- Requisitos del ejercicio: Indica qué es lo que más tranquiliza a la familia temerosa, según el texto sobre los miedos en la familia del enfermo terminal.

- Texto seleccionado:
****************

En la familia del enfermo terminal, y en especial del cuidador primario, diferentes miedos pueden estar presentes a lo largo de todo el proceso (tabla 3)6. Las estrategias recomendadas para reconducir los temores son: la normalización, es decir, explicar que tener miedo es «lo normal» en estas circunstancias, que sus miedos suelen coincidir con los del enfermo y que son incluso necesarios para superar dignamente la etapa que están viviendo, la resolución de las dudas existentes sobre la enfermedad, su evolución y el cuidado, y el apoyo continuado. Nada tranquiliza más a la familia temerosa que saber que puede contar con los profesionales sanitarios siempre que los necesite.

****************

- Datos de detección de la estructura del documento:

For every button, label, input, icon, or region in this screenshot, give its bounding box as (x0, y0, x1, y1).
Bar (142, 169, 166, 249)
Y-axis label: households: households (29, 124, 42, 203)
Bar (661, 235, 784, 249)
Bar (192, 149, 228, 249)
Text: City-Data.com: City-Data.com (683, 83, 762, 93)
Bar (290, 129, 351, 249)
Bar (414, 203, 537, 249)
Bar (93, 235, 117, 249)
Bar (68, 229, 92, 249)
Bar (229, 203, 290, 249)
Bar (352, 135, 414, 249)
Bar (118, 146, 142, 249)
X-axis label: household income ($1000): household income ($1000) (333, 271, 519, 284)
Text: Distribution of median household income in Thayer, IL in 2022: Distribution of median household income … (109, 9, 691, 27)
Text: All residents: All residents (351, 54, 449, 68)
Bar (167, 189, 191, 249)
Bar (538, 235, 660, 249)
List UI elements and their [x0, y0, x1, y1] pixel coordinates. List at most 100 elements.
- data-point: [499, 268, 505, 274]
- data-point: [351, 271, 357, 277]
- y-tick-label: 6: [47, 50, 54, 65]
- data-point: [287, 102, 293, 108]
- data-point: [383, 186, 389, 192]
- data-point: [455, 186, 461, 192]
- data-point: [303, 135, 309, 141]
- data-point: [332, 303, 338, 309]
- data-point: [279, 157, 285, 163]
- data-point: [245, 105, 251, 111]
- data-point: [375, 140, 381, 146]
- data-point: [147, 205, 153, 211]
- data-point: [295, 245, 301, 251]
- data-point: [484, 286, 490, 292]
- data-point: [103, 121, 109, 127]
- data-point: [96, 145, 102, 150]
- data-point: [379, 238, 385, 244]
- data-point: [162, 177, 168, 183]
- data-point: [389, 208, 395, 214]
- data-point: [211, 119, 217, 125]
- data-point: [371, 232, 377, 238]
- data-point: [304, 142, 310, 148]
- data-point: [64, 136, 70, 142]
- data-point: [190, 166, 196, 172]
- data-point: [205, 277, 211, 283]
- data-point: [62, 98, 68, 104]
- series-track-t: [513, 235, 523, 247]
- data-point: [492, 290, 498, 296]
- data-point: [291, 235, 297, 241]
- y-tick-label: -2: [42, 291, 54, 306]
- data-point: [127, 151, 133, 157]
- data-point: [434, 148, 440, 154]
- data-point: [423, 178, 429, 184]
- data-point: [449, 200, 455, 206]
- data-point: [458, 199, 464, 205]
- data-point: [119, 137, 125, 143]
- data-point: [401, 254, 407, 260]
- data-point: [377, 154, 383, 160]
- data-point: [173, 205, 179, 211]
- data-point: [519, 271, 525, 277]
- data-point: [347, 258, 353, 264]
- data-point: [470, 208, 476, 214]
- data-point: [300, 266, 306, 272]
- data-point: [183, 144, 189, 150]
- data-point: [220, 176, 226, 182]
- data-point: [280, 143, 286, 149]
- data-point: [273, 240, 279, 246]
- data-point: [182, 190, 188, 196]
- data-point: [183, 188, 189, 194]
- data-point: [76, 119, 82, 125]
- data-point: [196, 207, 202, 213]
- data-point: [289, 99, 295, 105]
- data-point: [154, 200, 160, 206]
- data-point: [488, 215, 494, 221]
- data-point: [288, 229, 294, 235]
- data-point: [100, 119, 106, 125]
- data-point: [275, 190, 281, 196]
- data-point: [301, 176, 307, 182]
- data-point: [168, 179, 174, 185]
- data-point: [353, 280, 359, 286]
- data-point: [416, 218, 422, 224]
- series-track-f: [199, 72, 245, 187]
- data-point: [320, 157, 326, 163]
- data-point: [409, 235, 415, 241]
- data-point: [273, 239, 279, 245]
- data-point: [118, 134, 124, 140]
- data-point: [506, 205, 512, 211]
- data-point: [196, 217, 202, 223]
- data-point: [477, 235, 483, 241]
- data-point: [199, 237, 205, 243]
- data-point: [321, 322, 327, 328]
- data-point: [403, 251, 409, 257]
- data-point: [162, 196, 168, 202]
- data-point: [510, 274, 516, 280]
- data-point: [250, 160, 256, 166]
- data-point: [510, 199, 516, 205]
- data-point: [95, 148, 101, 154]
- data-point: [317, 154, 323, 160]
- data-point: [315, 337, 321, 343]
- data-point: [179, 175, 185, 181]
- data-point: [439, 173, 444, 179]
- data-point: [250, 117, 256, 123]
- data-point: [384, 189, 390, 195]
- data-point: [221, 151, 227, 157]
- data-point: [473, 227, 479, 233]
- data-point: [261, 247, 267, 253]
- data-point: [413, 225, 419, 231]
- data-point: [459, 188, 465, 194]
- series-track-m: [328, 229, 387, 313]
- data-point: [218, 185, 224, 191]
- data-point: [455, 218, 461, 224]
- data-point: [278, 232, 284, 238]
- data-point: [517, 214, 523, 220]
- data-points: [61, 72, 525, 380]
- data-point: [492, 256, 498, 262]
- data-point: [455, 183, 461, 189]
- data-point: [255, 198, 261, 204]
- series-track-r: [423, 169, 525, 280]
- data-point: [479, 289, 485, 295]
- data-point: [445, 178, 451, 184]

****************

- Solución: Saber que puede contar con los profesionales sanitarios siempre que los necesite.